Goal: Return each line of the records below word for word, keeping their order and leaving nothing out.

[Begin Entries]

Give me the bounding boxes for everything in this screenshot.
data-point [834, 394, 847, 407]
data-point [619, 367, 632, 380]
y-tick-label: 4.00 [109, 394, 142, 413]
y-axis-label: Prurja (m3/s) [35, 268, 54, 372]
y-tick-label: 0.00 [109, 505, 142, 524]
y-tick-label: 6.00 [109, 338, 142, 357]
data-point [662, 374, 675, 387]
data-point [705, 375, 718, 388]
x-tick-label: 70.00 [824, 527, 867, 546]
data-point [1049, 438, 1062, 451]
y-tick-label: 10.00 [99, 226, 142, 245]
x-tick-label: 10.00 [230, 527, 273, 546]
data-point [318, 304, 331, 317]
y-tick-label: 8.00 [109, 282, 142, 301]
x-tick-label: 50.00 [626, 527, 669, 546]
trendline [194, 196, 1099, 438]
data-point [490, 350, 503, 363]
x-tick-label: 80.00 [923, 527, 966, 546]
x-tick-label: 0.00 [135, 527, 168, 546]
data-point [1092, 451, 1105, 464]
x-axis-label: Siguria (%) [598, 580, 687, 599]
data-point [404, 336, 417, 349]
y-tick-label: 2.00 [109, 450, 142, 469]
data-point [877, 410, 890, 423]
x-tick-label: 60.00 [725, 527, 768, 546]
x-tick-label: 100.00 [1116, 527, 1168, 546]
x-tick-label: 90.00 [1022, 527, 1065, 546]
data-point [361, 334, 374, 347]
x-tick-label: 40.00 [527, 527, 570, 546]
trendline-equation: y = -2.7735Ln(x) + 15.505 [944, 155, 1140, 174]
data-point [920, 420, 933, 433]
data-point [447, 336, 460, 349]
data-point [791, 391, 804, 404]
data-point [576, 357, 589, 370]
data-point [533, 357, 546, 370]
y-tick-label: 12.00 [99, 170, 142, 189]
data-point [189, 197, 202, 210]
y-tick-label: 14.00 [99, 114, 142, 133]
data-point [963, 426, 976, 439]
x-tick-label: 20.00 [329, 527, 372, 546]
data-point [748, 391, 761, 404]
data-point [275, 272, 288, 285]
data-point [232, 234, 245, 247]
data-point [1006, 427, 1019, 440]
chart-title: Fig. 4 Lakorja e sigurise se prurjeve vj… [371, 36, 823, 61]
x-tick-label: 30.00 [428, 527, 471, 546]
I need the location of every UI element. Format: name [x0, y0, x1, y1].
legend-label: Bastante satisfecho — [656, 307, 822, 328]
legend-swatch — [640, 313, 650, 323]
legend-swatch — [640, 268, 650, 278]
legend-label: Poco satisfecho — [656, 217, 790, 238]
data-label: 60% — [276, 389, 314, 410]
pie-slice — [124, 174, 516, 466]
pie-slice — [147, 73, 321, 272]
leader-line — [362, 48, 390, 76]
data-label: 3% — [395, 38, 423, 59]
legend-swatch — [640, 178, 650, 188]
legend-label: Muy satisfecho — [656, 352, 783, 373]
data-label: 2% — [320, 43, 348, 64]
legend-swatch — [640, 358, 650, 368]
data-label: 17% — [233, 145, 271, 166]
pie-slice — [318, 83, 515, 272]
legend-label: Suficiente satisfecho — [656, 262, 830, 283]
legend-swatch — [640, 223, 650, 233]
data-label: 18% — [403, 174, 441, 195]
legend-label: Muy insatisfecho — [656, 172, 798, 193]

[End Entries]

The reply:
Give me the bounding boxes for everything in this screenshot.
data-point [834, 394, 847, 407]
data-point [619, 367, 632, 380]
y-tick-label: 4.00 [109, 394, 142, 413]
y-axis-label: Prurja (m3/s) [35, 268, 54, 372]
y-tick-label: 0.00 [109, 505, 142, 524]
y-tick-label: 6.00 [109, 338, 142, 357]
data-point [662, 374, 675, 387]
data-point [705, 375, 718, 388]
x-tick-label: 70.00 [824, 527, 867, 546]
data-point [1049, 438, 1062, 451]
y-tick-label: 10.00 [99, 226, 142, 245]
x-tick-label: 10.00 [230, 527, 273, 546]
data-point [318, 304, 331, 317]
y-tick-label: 8.00 [109, 282, 142, 301]
x-tick-label: 50.00 [626, 527, 669, 546]
trendline [194, 196, 1099, 438]
data-point [490, 350, 503, 363]
x-tick-label: 80.00 [923, 527, 966, 546]
x-tick-label: 0.00 [135, 527, 168, 546]
data-point [1092, 451, 1105, 464]
x-axis-label: Siguria (%) [598, 580, 687, 599]
data-point [404, 336, 417, 349]
y-tick-label: 2.00 [109, 450, 142, 469]
data-point [877, 410, 890, 423]
x-tick-label: 60.00 [725, 527, 768, 546]
x-tick-label: 100.00 [1116, 527, 1168, 546]
x-tick-label: 90.00 [1022, 527, 1065, 546]
data-point [361, 334, 374, 347]
x-tick-label: 40.00 [527, 527, 570, 546]
trendline-equation: y = -2.7735Ln(x) + 15.505 [944, 155, 1140, 174]
data-point [920, 420, 933, 433]
data-point [447, 336, 460, 349]
data-point [791, 391, 804, 404]
data-point [576, 357, 589, 370]
data-point [533, 357, 546, 370]
y-tick-label: 12.00 [99, 170, 142, 189]
data-point [189, 197, 202, 210]
y-tick-label: 14.00 [99, 114, 142, 133]
data-point [963, 426, 976, 439]
x-tick-label: 20.00 [329, 527, 372, 546]
data-point [748, 391, 761, 404]
data-point [275, 272, 288, 285]
data-point [232, 234, 245, 247]
data-point [1006, 427, 1019, 440]
chart-title: Fig. 4 Lakorja e sigurise se prurjeve vj… [371, 36, 823, 61]
x-tick-label: 30.00 [428, 527, 471, 546]
I need the location of every UI element. Format: name [x0, y0, x1, y1].
legend-label: Bastante satisfecho — [656, 307, 822, 328]
legend-swatch — [640, 313, 650, 323]
legend-swatch — [640, 268, 650, 278]
legend-label: Poco satisfecho — [656, 217, 790, 238]
data-label: 60% — [276, 389, 314, 410]
pie-slice — [124, 174, 516, 466]
pie-slice — [147, 73, 321, 272]
leader-line — [362, 48, 390, 76]
data-label: 3% — [395, 38, 423, 59]
legend-swatch — [640, 178, 650, 188]
legend-label: Muy satisfecho — [656, 352, 783, 373]
data-label: 2% — [320, 43, 348, 64]
legend-swatch — [640, 358, 650, 368]
data-label: 17% — [233, 145, 271, 166]
pie-slice — [318, 83, 515, 272]
legend-label: Suficiente satisfecho — [656, 262, 830, 283]
legend-swatch — [640, 223, 650, 233]
data-label: 18% — [403, 174, 441, 195]
legend-label: Muy insatisfecho — [656, 172, 798, 193]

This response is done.